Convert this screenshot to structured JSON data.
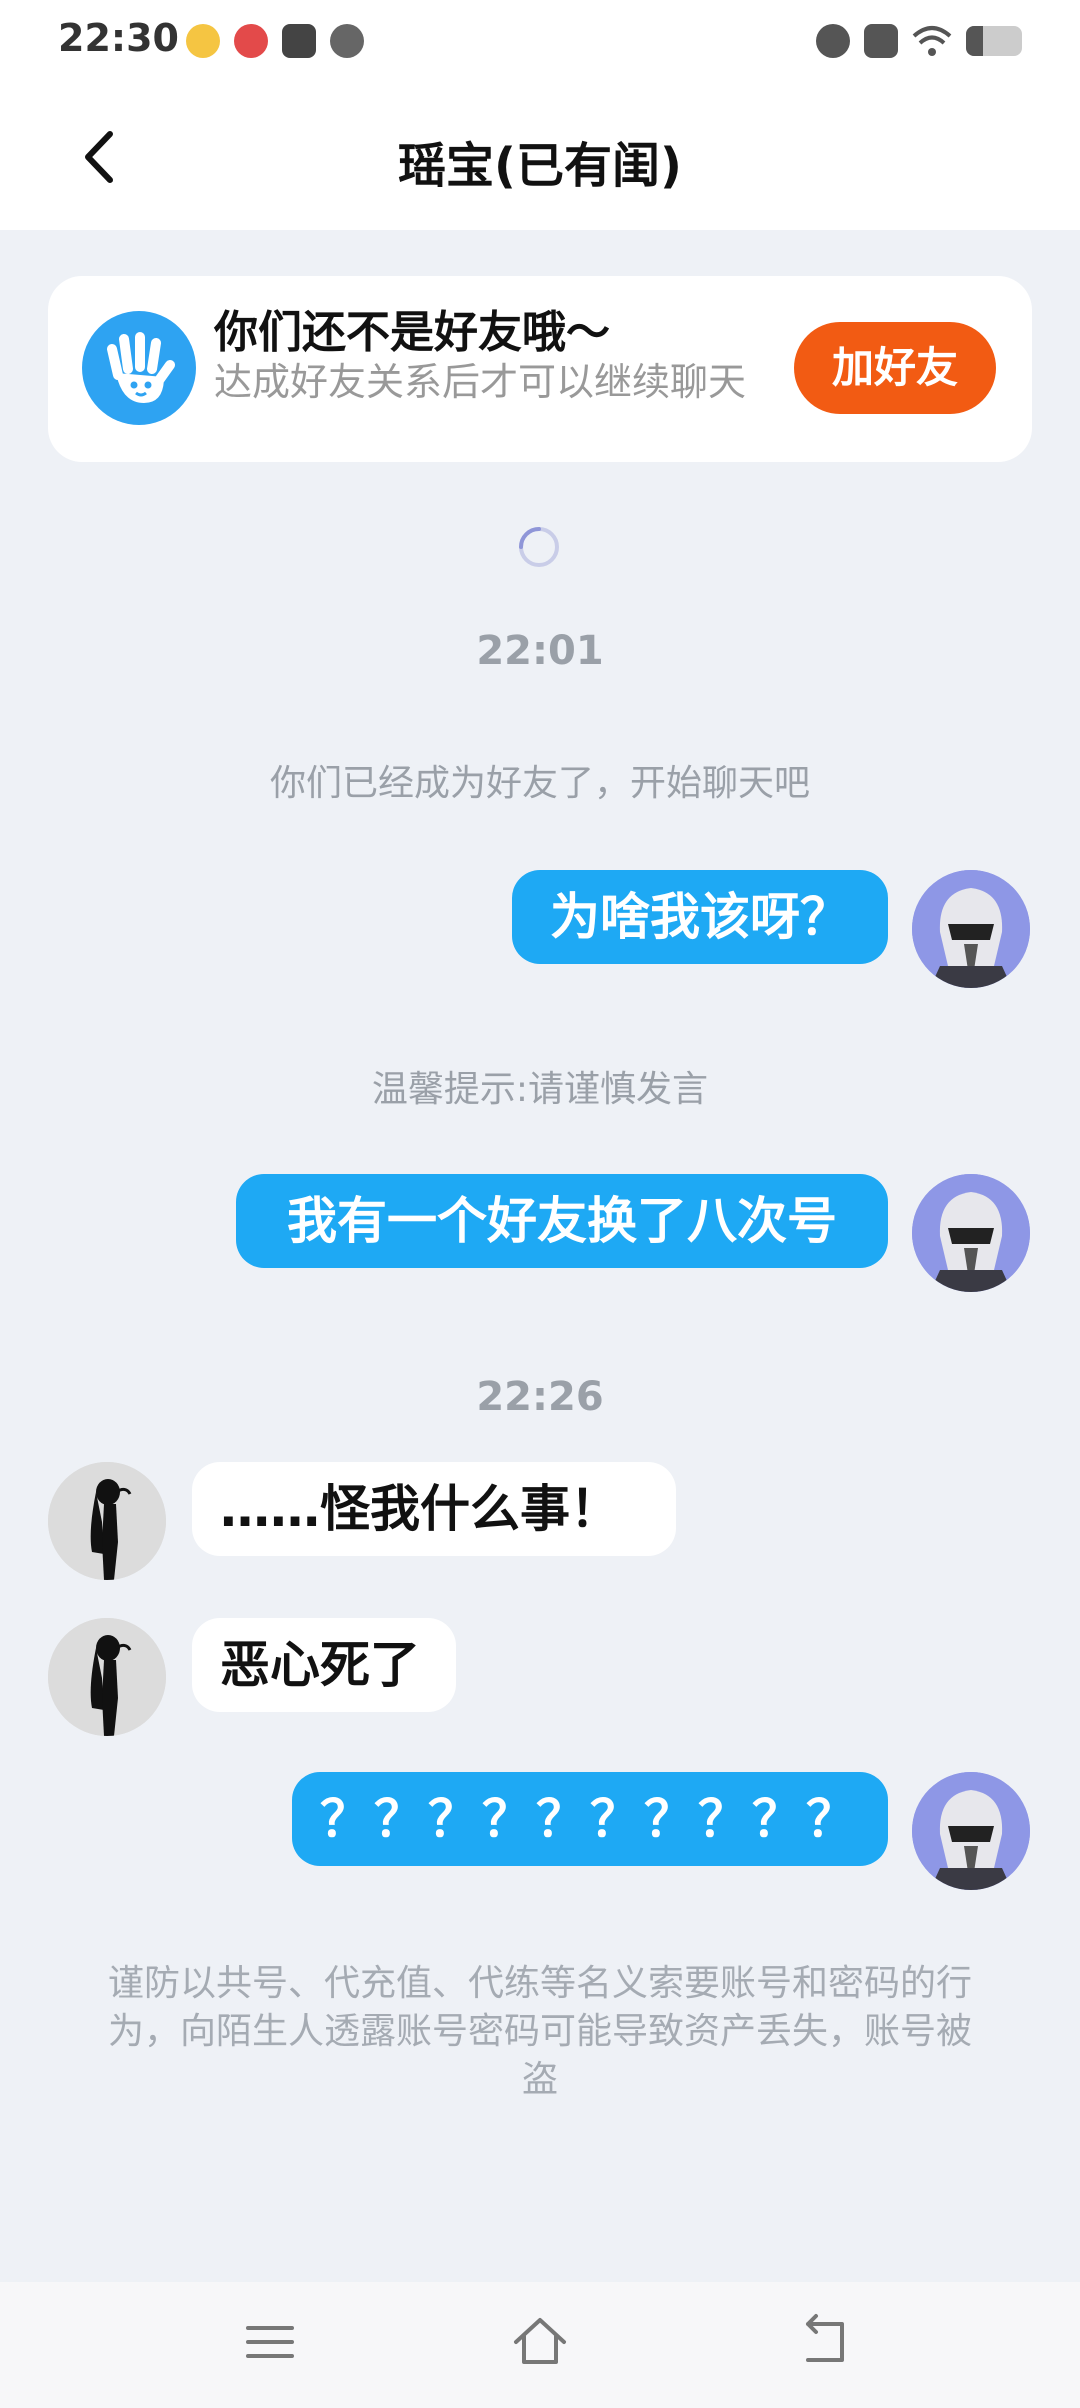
{
  "status_bar": {
    "time": "22:30",
    "left_icons": [
      "app-icon-1",
      "app-icon-2",
      "mail-icon",
      "app-icon-3"
    ],
    "right_icons": [
      "alarm-icon",
      "x-icon",
      "wifi-icon",
      "battery-icon"
    ],
    "battery_level": 0.3
  },
  "header": {
    "back_icon": "back-arrow-icon",
    "title": "瑶宝(已有闺)"
  },
  "notice": {
    "icon": "wave-hand-icon",
    "title": "你们还不是好友哦～",
    "subtitle": "达成好友关系后才可以继续聊天",
    "button_label": "加好友"
  },
  "messages": {
    "time_1": "22:01",
    "system_1": "你们已经成为好友了，开始聊天吧",
    "out_1": "为啥我该呀？",
    "system_2": "温馨提示:请谨慎发言",
    "out_2": "我有一个好友换了八次号",
    "time_2": "22:26",
    "in_1": "……怪我什么事！",
    "in_2": "恶心死了",
    "out_3": "？？？？？？？？？？"
  },
  "warning": "谨防以共号、代充值、代练等名义索要账号和密码的行为，向陌生人透露账号密码可能导致资产丢失，账号被盗",
  "nav": {
    "icons": [
      "menu-icon",
      "home-icon",
      "back-icon"
    ]
  },
  "colors": {
    "accent_blue": "#1ea9f4",
    "add_button": "#f25b13",
    "background": "#eef1f6"
  }
}
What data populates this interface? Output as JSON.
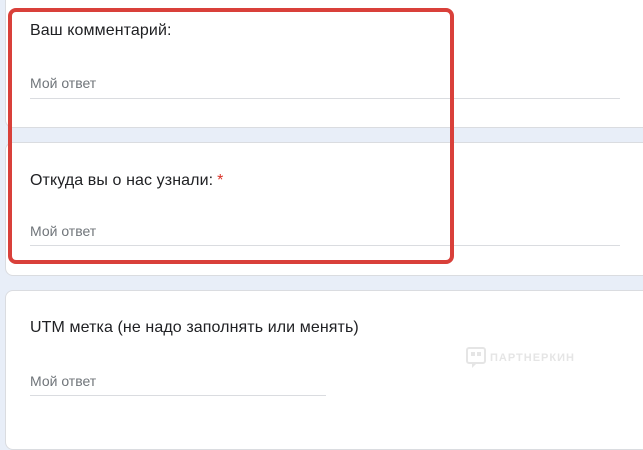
{
  "questions": [
    {
      "title": "Ваш комментарий:",
      "required": false,
      "placeholder": "Мой ответ"
    },
    {
      "title": "Откуда вы о нас узнали:",
      "required": true,
      "required_mark": "*",
      "placeholder": "Мой ответ"
    },
    {
      "title": "UTM метка (не надо заполнять или менять)",
      "required": false,
      "placeholder": "Мой ответ"
    }
  ],
  "watermark": {
    "text": "ПАРТНЕРКИН"
  },
  "colors": {
    "page_bg": "#e8eef8",
    "highlight": "#d9403a",
    "required": "#d93025"
  }
}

-=-=-

### Goal of the exercise
Restate each entry word for word, please, but drop any images it holds.

### Task output
Convert this screenshot to structured JSON data.
{
  "status_bar": {
    "time": "22:30",
    "left_icons": [
      "app-icon-1",
      "app-icon-2",
      "mail-icon",
      "app-icon-3"
    ],
    "right_icons": [
      "alarm-icon",
      "x-icon",
      "wifi-icon",
      "battery-icon"
    ],
    "battery_level": 0.3
  },
  "header": {
    "back_icon": "back-arrow-icon",
    "title": "瑶宝(已有闺)"
  },
  "notice": {
    "icon": "wave-hand-icon",
    "title": "你们还不是好友哦～",
    "subtitle": "达成好友关系后才可以继续聊天",
    "button_label": "加好友"
  },
  "messages": {
    "time_1": "22:01",
    "system_1": "你们已经成为好友了，开始聊天吧",
    "out_1": "为啥我该呀？",
    "system_2": "温馨提示:请谨慎发言",
    "out_2": "我有一个好友换了八次号",
    "time_2": "22:26",
    "in_1": "……怪我什么事！",
    "in_2": "恶心死了",
    "out_3": "？？？？？？？？？？"
  },
  "warning": "谨防以共号、代充值、代练等名义索要账号和密码的行为，向陌生人透露账号密码可能导致资产丢失，账号被盗",
  "nav": {
    "icons": [
      "menu-icon",
      "home-icon",
      "back-icon"
    ]
  },
  "colors": {
    "accent_blue": "#1ea9f4",
    "add_button": "#f25b13",
    "background": "#eef1f6"
  }
}
What data populates this interface? Output as JSON.
{
  "questions": [
    {
      "title": "Ваш комментарий:",
      "required": false,
      "placeholder": "Мой ответ"
    },
    {
      "title": "Откуда вы о нас узнали:",
      "required": true,
      "required_mark": "*",
      "placeholder": "Мой ответ"
    },
    {
      "title": "UTM метка (не надо заполнять или менять)",
      "required": false,
      "placeholder": "Мой ответ"
    }
  ],
  "watermark": {
    "text": "ПАРТНЕРКИН"
  },
  "colors": {
    "page_bg": "#e8eef8",
    "highlight": "#d9403a",
    "required": "#d93025"
  }
}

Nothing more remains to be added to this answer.